> **WORK INSTRUCTIONS**
Can you write out the whole listing exactly?

> **Figure record extracts**
═══

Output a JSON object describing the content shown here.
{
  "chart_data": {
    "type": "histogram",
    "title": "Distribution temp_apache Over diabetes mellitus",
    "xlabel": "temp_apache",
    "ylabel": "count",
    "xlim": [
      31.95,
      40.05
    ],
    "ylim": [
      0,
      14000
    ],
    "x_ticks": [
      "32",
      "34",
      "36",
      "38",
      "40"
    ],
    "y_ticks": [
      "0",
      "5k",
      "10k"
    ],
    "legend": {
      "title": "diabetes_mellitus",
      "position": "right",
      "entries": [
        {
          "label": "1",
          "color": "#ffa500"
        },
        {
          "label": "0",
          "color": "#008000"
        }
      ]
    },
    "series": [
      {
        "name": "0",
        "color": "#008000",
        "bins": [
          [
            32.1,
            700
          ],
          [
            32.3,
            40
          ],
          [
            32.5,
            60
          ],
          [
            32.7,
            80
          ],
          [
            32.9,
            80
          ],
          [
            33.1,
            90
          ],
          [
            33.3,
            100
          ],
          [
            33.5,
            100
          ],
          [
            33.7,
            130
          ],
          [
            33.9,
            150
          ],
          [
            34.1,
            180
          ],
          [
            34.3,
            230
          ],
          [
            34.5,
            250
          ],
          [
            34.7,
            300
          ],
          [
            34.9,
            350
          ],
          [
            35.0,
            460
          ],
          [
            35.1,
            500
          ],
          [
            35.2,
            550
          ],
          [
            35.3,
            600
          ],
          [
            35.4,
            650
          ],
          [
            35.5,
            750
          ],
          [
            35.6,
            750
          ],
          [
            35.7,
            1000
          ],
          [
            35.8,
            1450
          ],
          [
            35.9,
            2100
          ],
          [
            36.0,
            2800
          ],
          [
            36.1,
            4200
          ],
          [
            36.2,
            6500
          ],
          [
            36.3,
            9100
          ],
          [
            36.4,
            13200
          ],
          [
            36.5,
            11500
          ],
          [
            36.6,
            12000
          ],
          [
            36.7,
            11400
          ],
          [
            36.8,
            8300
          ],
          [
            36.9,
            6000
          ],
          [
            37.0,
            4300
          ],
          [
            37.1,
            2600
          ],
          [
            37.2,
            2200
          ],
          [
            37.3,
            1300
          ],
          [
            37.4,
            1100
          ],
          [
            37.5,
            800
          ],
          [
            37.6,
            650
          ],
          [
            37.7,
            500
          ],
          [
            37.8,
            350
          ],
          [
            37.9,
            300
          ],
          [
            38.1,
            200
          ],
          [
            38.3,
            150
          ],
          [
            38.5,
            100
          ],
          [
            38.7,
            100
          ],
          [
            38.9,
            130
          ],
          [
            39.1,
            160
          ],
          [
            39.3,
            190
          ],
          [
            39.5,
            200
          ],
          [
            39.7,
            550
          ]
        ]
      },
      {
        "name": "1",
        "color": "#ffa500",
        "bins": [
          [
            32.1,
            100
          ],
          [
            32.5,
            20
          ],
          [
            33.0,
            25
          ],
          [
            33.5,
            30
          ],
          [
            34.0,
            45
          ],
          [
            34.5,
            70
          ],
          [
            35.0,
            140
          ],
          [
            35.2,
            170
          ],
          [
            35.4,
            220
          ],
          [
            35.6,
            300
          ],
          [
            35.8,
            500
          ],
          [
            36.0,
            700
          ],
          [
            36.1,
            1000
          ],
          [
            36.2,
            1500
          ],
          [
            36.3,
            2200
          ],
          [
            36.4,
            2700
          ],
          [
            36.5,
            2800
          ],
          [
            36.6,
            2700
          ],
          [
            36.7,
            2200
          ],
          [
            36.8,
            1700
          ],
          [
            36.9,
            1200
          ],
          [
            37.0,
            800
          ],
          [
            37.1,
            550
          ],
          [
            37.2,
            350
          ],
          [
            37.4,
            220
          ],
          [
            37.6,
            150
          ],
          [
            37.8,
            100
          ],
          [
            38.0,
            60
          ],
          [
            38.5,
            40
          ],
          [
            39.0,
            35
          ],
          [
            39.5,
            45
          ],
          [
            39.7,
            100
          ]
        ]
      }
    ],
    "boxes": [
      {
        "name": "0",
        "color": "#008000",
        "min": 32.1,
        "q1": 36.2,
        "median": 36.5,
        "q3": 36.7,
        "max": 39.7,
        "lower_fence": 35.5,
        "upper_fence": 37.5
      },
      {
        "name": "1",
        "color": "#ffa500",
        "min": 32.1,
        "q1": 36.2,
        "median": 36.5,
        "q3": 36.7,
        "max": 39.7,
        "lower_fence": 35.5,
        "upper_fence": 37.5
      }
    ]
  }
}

═══

> **EXPECTED ANSWER**
Output a JSON object describing the content shown here.
{
  "chart_data": {
    "type": "histogram",
    "title": "Distribution temp_apache Over diabetes mellitus",
    "xlabel": "temp_apache",
    "ylabel": "count",
    "xlim": [
      31.95,
      40.05
    ],
    "ylim": [
      0,
      14000
    ],
    "x_ticks": [
      "32",
      "34",
      "36",
      "38",
      "40"
    ],
    "y_ticks": [
      "0",
      "5k",
      "10k"
    ],
    "legend": {
      "title": "diabetes_mellitus",
      "position": "right",
      "entries": [
        {
          "label": "1",
          "color": "#ffa500"
        },
        {
          "label": "0",
          "color": "#008000"
        }
      ]
    },
    "series": [
      {
        "name": "0",
        "color": "#008000",
        "bins": [
          [
            32.1,
            700
          ],
          [
            32.3,
            40
          ],
          [
            32.5,
            60
          ],
          [
            32.7,
            80
          ],
          [
            32.9,
            80
          ],
          [
            33.1,
            90
          ],
          [
            33.3,
            100
          ],
          [
            33.5,
            100
          ],
          [
            33.7,
            130
          ],
          [
            33.9,
            150
          ],
          [
            34.1,
            180
          ],
          [
            34.3,
            230
          ],
          [
            34.5,
            250
          ],
          [
            34.7,
            300
          ],
          [
            34.9,
            350
          ],
          [
            35.0,
            460
          ],
          [
            35.1,
            500
          ],
          [
            35.2,
            550
          ],
          [
            35.3,
            600
          ],
          [
            35.4,
            650
          ],
          [
            35.5,
            750
          ],
          [
            35.6,
            750
          ],
          [
            35.7,
            1000
          ],
          [
            35.8,
            1450
          ],
          [
            35.9,
            2100
          ],
          [
            36.0,
            2800
          ],
          [
            36.1,
            4200
          ],
          [
            36.2,
            6500
          ],
          [
            36.3,
            9100
          ],
          [
            36.4,
            13200
          ],
          [
            36.5,
            11500
          ],
          [
            36.6,
            12000
          ],
          [
            36.7,
            11400
          ],
          [
            36.8,
            8300
          ],
          [
            36.9,
            6000
          ],
          [
            37.0,
            4300
          ],
          [
            37.1,
            2600
          ],
          [
            37.2,
            2200
          ],
          [
            37.3,
            1300
          ],
          [
            37.4,
            1100
          ],
          [
            37.5,
            800
          ],
          [
            37.6,
            650
          ],
          [
            37.7,
            500
          ],
          [
            37.8,
            350
          ],
          [
            37.9,
            300
          ],
          [
            38.1,
            200
          ],
          [
            38.3,
            150
          ],
          [
            38.5,
            100
          ],
          [
            38.7,
            100
          ],
          [
            38.9,
            130
          ],
          [
            39.1,
            160
          ],
          [
            39.3,
            190
          ],
          [
            39.5,
            200
          ],
          [
            39.7,
            550
          ]
        ]
      },
      {
        "name": "1",
        "color": "#ffa500",
        "bins": [
          [
            32.1,
            100
          ],
          [
            32.5,
            20
          ],
          [
            33.0,
            25
          ],
          [
            33.5,
            30
          ],
          [
            34.0,
            45
          ],
          [
            34.5,
            70
          ],
          [
            35.0,
            140
          ],
          [
            35.2,
            170
          ],
          [
            35.4,
            220
          ],
          [
            35.6,
            300
          ],
          [
            35.8,
            500
          ],
          [
            36.0,
            700
          ],
          [
            36.1,
            1000
          ],
          [
            36.2,
            1500
          ],
          [
            36.3,
            2200
          ],
          [
            36.4,
            2700
          ],
          [
            36.5,
            2800
          ],
          [
            36.6,
            2700
          ],
          [
            36.7,
            2200
          ],
          [
            36.8,
            1700
          ],
          [
            36.9,
            1200
          ],
          [
            37.0,
            800
          ],
          [
            37.1,
            550
          ],
          [
            37.2,
            350
          ],
          [
            37.4,
            220
          ],
          [
            37.6,
            150
          ],
          [
            37.8,
            100
          ],
          [
            38.0,
            60
          ],
          [
            38.5,
            40
          ],
          [
            39.0,
            35
          ],
          [
            39.5,
            45
          ],
          [
            39.7,
            100
          ]
        ]
      }
    ],
    "boxes": [
      {
        "name": "0",
        "color": "#008000",
        "min": 32.1,
        "q1": 36.2,
        "median": 36.5,
        "q3": 36.7,
        "max": 39.7,
        "lower_fence": 35.5,
        "upper_fence": 37.5
      },
      {
        "name": "1",
        "color": "#ffa500",
        "min": 32.1,
        "q1": 36.2,
        "median": 36.5,
        "q3": 36.7,
        "max": 39.7,
        "lower_fence": 35.5,
        "upper_fence": 37.5
      }
    ]
  }
}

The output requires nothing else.